:: Input material ::
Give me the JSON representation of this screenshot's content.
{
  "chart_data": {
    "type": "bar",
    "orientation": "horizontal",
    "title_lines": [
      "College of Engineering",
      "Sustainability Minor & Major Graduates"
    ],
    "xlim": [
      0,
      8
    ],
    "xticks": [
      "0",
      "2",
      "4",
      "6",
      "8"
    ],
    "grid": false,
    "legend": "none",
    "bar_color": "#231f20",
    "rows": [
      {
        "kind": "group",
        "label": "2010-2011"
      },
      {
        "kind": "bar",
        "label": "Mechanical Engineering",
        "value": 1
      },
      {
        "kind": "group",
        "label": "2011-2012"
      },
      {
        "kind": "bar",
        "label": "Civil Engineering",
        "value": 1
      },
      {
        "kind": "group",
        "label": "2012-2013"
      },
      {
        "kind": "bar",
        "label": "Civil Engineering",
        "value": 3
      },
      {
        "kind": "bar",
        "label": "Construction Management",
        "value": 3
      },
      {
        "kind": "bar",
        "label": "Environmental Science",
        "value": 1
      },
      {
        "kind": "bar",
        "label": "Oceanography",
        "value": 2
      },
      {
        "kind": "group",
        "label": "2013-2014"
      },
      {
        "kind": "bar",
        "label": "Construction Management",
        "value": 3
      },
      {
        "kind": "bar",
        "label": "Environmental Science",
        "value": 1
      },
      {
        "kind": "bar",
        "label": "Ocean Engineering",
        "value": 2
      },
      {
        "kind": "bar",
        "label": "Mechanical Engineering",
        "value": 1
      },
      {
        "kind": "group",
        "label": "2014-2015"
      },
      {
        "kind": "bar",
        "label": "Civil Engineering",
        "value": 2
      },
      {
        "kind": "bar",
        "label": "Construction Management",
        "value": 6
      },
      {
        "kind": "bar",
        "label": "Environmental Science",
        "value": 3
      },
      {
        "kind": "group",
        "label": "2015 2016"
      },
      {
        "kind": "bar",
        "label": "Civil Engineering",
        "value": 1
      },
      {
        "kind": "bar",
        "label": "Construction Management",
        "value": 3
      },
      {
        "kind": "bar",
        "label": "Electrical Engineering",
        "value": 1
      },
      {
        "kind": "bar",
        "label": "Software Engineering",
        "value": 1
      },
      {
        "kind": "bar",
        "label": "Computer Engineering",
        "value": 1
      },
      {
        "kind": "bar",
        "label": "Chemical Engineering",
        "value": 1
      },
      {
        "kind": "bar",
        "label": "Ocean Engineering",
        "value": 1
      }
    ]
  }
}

---

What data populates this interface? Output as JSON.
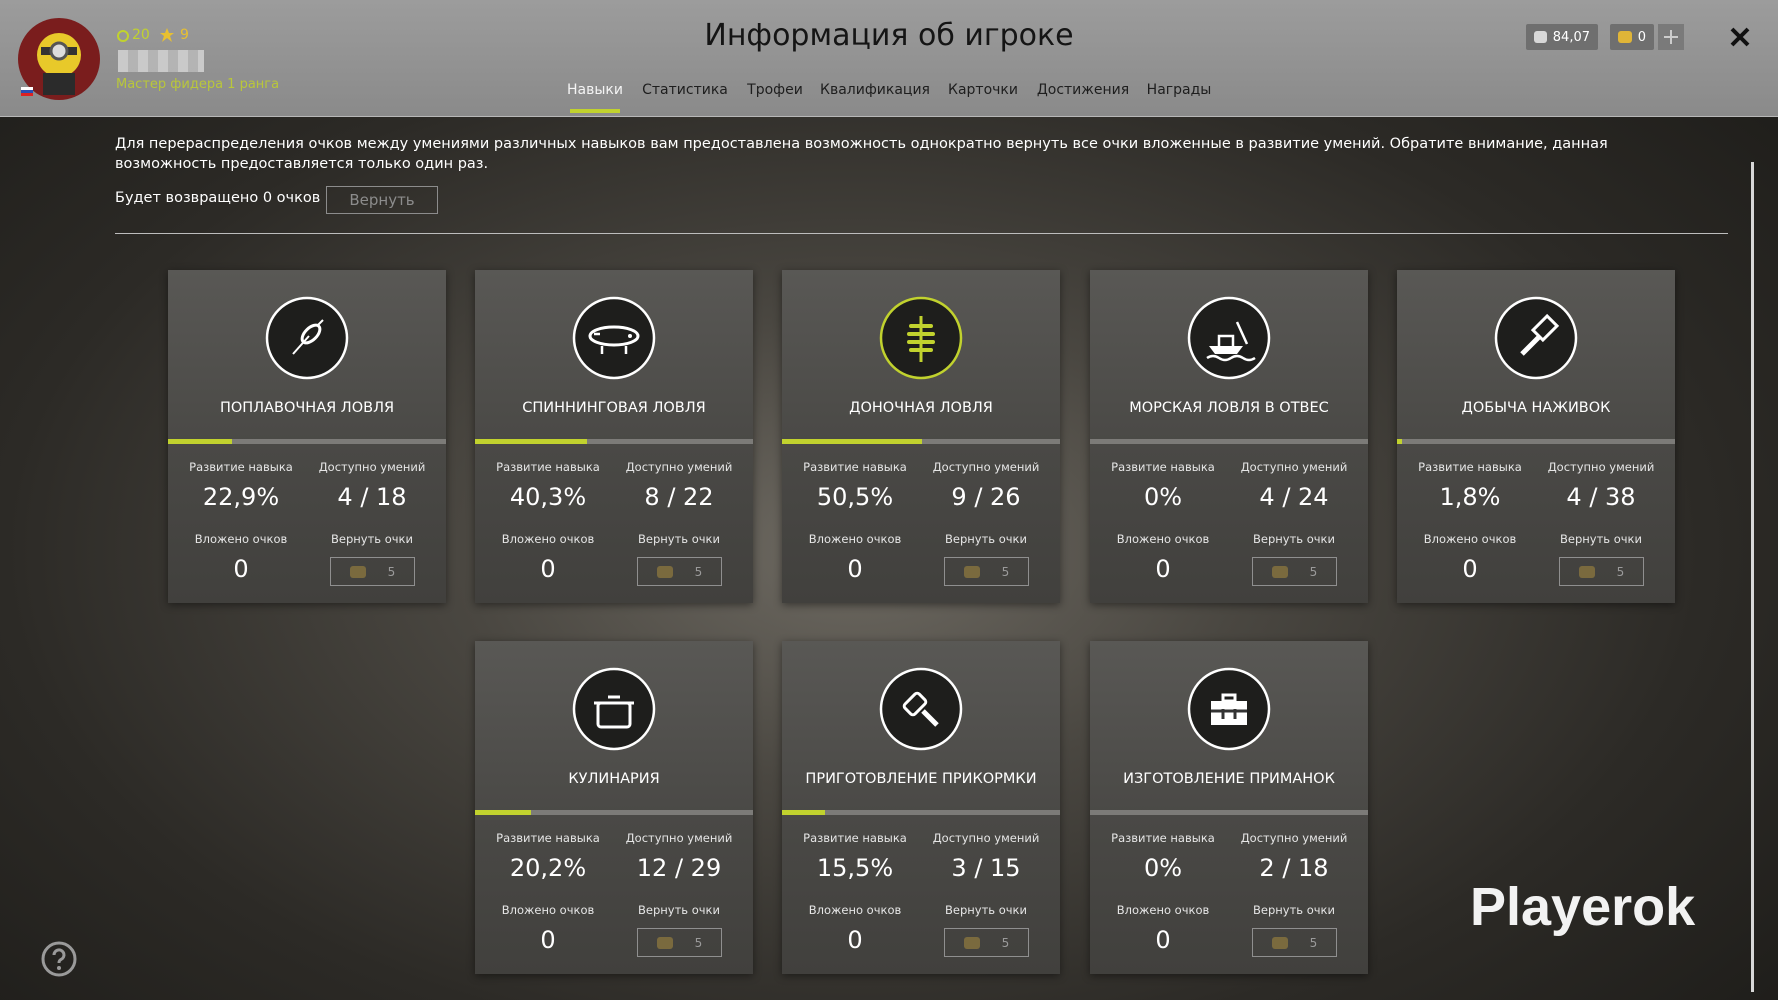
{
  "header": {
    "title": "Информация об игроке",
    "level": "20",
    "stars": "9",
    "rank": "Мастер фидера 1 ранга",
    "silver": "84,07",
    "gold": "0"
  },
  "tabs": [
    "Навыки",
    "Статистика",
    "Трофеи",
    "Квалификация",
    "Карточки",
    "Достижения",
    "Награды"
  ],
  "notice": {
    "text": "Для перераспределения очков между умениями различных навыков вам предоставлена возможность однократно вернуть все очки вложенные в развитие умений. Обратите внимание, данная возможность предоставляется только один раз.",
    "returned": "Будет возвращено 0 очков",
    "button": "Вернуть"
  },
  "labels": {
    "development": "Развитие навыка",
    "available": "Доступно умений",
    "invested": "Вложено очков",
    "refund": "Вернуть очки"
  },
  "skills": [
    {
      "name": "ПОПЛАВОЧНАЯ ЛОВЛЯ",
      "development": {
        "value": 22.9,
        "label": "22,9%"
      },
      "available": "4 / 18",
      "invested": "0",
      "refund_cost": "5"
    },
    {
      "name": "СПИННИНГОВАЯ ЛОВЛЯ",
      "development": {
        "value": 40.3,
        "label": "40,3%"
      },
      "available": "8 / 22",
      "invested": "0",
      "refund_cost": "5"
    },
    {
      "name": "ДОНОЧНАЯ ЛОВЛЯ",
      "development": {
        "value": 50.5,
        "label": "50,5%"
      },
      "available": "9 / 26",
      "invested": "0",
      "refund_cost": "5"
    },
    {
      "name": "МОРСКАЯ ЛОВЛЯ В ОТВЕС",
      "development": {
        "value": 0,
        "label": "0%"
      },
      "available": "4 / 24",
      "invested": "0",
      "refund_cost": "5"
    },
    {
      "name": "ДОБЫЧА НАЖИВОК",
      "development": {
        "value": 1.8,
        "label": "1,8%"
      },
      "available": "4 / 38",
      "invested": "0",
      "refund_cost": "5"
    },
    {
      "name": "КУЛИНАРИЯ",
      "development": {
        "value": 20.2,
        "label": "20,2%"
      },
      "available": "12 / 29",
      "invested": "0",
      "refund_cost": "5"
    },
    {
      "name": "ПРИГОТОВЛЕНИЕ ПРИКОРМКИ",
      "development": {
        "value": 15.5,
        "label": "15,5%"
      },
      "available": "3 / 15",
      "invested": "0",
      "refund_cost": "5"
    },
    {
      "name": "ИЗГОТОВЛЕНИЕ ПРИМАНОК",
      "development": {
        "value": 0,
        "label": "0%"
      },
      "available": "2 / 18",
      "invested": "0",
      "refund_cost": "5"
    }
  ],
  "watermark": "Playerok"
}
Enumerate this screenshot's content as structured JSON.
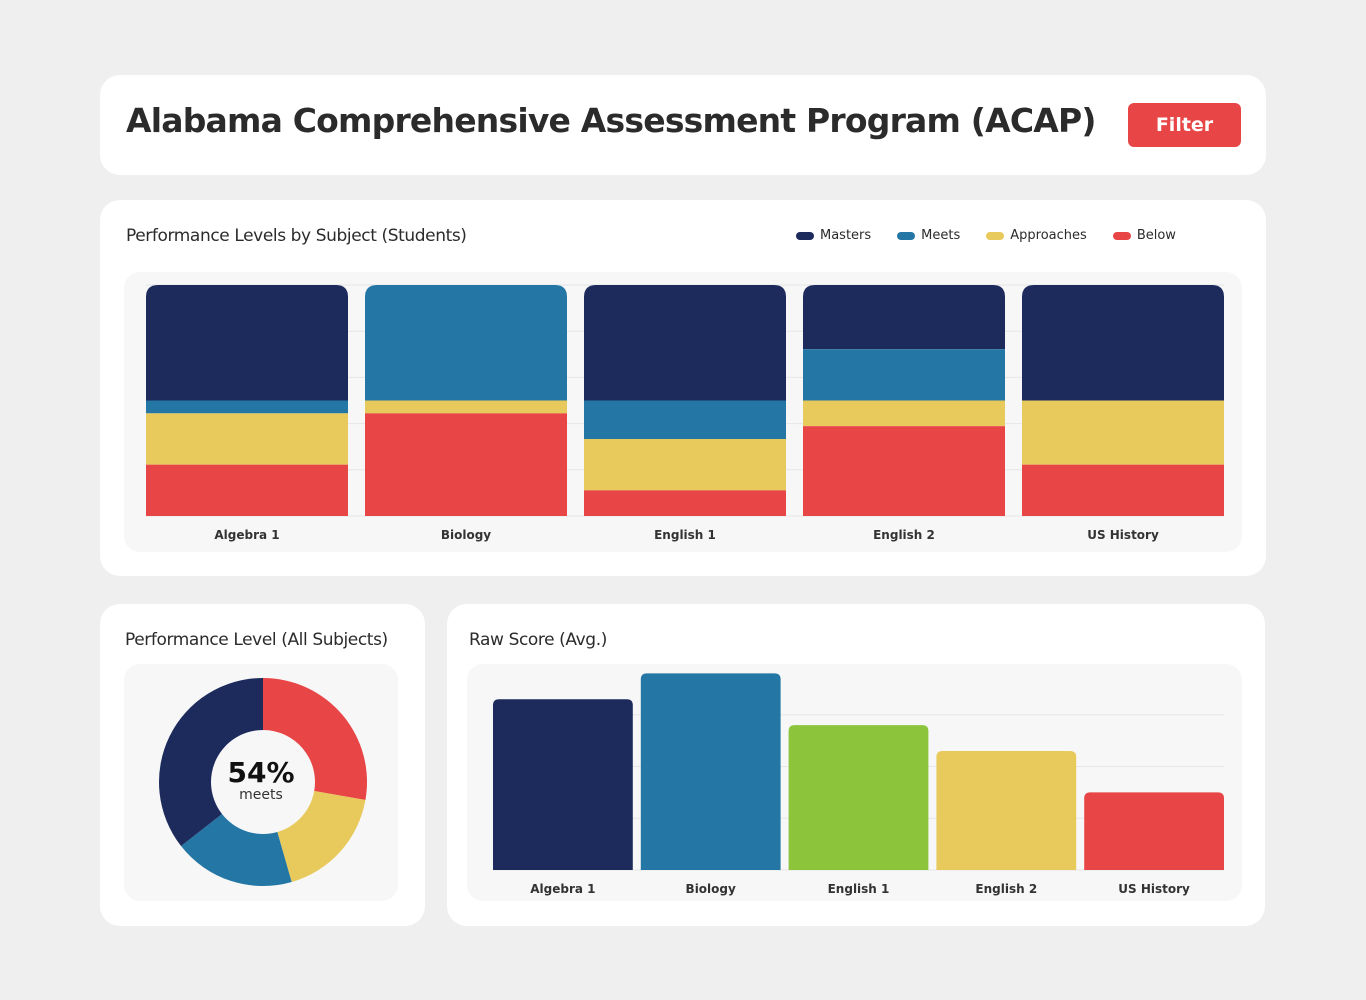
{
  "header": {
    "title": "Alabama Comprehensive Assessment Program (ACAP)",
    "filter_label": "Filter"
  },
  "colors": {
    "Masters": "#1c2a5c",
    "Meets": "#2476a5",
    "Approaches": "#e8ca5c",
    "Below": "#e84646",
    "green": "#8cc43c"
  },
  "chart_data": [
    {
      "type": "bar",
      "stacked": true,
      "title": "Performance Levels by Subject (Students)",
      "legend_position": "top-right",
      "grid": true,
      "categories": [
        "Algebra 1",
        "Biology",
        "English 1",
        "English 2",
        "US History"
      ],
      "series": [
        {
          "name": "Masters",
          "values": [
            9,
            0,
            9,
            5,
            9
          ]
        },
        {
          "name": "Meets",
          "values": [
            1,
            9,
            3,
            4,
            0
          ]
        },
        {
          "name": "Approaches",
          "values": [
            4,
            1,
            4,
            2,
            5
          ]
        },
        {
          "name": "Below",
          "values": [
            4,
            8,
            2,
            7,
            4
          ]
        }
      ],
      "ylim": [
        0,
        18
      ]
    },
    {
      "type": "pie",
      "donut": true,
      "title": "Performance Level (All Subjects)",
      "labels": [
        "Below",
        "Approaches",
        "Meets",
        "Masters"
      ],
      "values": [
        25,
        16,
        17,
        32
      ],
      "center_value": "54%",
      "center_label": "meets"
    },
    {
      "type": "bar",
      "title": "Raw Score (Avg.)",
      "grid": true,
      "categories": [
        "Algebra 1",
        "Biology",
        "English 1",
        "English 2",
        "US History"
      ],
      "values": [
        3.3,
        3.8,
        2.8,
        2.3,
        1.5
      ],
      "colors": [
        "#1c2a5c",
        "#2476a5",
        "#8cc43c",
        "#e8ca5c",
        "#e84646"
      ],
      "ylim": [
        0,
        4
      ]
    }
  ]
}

==

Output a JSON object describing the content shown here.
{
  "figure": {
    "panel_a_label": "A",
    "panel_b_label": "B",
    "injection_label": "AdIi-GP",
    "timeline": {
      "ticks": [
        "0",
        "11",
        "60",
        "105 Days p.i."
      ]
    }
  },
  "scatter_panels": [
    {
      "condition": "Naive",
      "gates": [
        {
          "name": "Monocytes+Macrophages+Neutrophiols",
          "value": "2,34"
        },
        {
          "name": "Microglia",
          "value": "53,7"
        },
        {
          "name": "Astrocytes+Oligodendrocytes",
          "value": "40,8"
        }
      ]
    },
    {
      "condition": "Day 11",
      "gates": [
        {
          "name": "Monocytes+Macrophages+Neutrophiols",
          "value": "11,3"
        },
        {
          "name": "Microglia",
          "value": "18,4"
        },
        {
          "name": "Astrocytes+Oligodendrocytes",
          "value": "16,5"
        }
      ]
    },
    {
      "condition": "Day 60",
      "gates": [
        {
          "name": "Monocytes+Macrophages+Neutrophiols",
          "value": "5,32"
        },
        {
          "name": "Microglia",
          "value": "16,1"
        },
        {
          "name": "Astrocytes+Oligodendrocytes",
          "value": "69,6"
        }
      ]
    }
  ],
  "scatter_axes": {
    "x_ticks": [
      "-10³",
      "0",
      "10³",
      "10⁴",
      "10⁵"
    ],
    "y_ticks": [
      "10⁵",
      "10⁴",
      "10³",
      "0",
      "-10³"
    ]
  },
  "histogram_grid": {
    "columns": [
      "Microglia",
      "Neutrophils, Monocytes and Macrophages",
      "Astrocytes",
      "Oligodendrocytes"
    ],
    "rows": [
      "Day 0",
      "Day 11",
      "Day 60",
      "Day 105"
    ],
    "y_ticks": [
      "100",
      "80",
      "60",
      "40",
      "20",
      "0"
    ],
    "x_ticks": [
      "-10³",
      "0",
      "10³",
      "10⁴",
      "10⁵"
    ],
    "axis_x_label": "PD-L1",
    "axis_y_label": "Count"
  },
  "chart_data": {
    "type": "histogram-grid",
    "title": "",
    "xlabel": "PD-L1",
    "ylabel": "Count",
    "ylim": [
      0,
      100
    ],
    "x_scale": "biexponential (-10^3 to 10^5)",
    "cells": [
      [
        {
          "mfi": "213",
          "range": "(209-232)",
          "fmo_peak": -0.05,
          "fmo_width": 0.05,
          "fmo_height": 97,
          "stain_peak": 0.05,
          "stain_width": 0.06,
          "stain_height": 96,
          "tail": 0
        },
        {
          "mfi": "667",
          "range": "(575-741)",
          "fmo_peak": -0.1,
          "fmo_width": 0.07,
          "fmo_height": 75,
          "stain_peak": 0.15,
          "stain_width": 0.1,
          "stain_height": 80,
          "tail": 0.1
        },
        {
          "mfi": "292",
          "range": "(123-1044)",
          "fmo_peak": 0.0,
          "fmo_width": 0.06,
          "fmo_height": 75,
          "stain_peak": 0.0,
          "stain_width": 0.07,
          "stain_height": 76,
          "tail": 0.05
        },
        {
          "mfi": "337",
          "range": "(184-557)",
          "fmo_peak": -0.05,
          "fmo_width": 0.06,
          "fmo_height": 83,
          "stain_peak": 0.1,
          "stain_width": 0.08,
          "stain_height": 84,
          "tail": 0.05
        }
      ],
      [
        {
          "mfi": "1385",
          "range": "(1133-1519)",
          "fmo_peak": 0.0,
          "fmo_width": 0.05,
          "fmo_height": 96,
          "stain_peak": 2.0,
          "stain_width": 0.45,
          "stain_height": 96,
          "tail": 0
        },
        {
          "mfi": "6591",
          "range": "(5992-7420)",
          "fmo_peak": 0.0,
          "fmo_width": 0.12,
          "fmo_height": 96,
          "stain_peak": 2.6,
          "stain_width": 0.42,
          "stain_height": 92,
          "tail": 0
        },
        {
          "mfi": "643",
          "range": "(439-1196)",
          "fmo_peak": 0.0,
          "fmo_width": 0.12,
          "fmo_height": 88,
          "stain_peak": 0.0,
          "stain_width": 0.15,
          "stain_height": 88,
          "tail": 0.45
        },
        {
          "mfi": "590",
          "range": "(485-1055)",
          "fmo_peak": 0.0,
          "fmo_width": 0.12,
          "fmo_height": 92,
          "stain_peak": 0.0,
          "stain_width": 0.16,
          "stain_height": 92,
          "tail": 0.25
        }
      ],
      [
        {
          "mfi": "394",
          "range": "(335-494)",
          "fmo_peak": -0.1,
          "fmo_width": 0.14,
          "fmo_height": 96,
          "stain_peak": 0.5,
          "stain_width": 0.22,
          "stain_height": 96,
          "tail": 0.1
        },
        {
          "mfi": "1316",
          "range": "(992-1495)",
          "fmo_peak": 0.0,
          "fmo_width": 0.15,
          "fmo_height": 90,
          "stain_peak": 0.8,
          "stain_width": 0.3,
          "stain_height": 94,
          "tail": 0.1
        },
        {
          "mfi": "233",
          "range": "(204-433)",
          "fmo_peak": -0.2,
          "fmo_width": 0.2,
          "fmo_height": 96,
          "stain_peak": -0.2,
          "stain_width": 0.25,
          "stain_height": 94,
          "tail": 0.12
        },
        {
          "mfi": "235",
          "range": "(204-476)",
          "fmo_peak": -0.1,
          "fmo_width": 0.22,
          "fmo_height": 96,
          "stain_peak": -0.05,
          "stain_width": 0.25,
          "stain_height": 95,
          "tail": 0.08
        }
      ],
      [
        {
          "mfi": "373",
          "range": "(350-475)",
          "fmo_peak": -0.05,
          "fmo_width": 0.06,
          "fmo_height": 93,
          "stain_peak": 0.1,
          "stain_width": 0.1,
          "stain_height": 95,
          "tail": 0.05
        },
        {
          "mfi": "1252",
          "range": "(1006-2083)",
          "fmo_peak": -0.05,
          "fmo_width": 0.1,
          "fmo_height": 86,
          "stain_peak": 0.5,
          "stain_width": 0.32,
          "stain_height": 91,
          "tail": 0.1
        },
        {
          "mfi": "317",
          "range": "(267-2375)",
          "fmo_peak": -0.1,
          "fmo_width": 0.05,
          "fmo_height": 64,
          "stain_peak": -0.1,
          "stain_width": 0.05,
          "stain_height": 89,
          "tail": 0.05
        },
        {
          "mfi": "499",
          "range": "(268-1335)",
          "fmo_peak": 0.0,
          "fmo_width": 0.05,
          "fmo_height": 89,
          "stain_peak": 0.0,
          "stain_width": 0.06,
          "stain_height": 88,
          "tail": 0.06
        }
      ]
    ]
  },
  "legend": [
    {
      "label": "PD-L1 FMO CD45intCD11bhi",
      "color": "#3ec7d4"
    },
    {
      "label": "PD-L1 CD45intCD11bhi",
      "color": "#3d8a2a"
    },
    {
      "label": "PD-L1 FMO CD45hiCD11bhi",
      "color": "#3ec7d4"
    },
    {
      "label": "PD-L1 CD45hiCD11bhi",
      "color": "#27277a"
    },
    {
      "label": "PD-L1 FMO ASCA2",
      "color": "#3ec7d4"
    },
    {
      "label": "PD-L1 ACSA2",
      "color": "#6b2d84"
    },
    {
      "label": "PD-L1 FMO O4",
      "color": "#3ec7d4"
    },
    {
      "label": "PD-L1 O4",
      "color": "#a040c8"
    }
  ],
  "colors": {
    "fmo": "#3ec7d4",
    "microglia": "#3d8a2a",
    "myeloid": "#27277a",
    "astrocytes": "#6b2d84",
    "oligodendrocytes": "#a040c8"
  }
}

:: Exercise ::
Locate all lines in the listing above with the word "true". Copy them.

:: Solution ::
      "stacked": true,
      "grid": true,
      "donut": true,
      "grid": true,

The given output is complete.